(Collected data)
--------------------------------

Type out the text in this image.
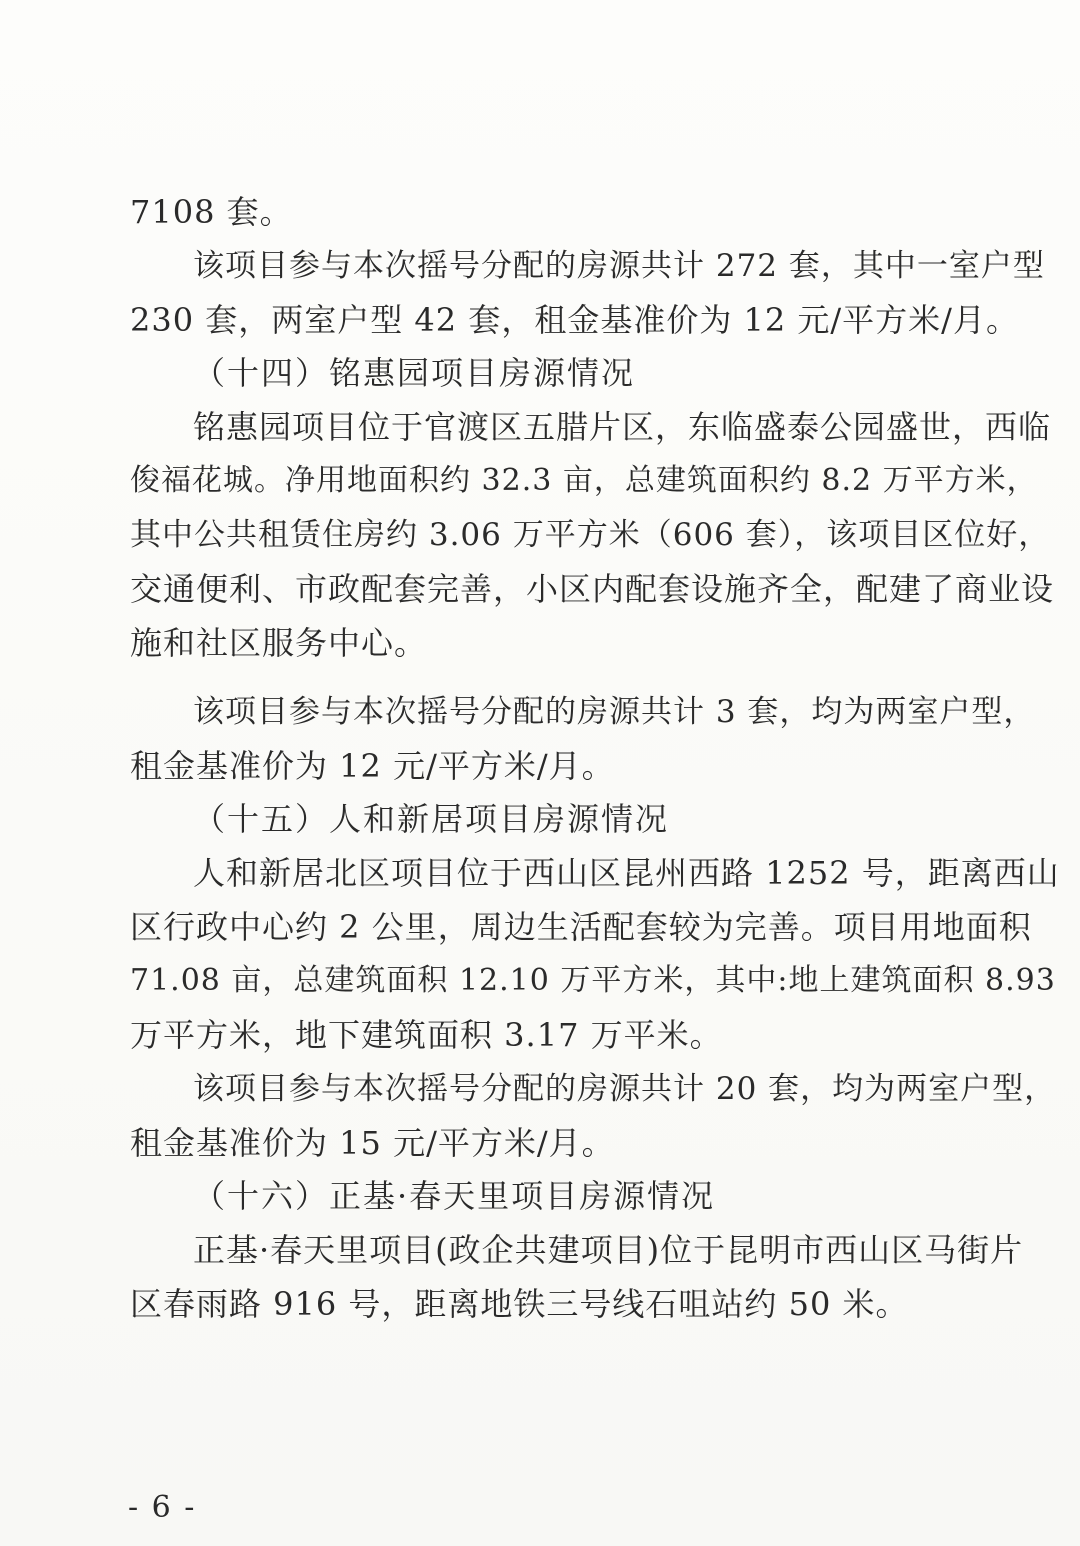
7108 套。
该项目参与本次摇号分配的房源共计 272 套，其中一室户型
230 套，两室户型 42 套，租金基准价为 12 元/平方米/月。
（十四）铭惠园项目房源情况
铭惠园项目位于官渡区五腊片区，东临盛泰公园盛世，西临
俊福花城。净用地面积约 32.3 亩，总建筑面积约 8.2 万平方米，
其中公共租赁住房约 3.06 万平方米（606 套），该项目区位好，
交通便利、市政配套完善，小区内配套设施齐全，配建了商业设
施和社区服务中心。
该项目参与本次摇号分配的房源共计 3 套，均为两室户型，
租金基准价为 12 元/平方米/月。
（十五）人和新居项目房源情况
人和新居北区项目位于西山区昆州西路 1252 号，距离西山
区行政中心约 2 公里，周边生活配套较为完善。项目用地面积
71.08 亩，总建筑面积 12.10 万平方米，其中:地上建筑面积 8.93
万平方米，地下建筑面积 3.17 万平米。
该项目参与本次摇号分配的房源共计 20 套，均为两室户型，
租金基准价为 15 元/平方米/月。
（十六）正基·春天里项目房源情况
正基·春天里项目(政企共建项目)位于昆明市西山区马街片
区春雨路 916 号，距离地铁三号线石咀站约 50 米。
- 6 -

--------------------------------

■ TASK REQUIREMENTS: Reproduce each entry verbatim, excluding any embedded images.

■ RESPONSE TO THIS TASK:
Type out the text in this image.
7108 套。
该项目参与本次摇号分配的房源共计 272 套，其中一室户型
230 套，两室户型 42 套，租金基准价为 12 元/平方米/月。
（十四）铭惠园项目房源情况
铭惠园项目位于官渡区五腊片区，东临盛泰公园盛世，西临
俊福花城。净用地面积约 32.3 亩，总建筑面积约 8.2 万平方米，
其中公共租赁住房约 3.06 万平方米（606 套），该项目区位好，
交通便利、市政配套完善，小区内配套设施齐全，配建了商业设
施和社区服务中心。
该项目参与本次摇号分配的房源共计 3 套，均为两室户型，
租金基准价为 12 元/平方米/月。
（十五）人和新居项目房源情况
人和新居北区项目位于西山区昆州西路 1252 号，距离西山
区行政中心约 2 公里，周边生活配套较为完善。项目用地面积
71.08 亩，总建筑面积 12.10 万平方米，其中:地上建筑面积 8.93
万平方米，地下建筑面积 3.17 万平米。
该项目参与本次摇号分配的房源共计 20 套，均为两室户型，
租金基准价为 15 元/平方米/月。
（十六）正基·春天里项目房源情况
正基·春天里项目(政企共建项目)位于昆明市西山区马街片
区春雨路 916 号，距离地铁三号线石咀站约 50 米。
- 6 -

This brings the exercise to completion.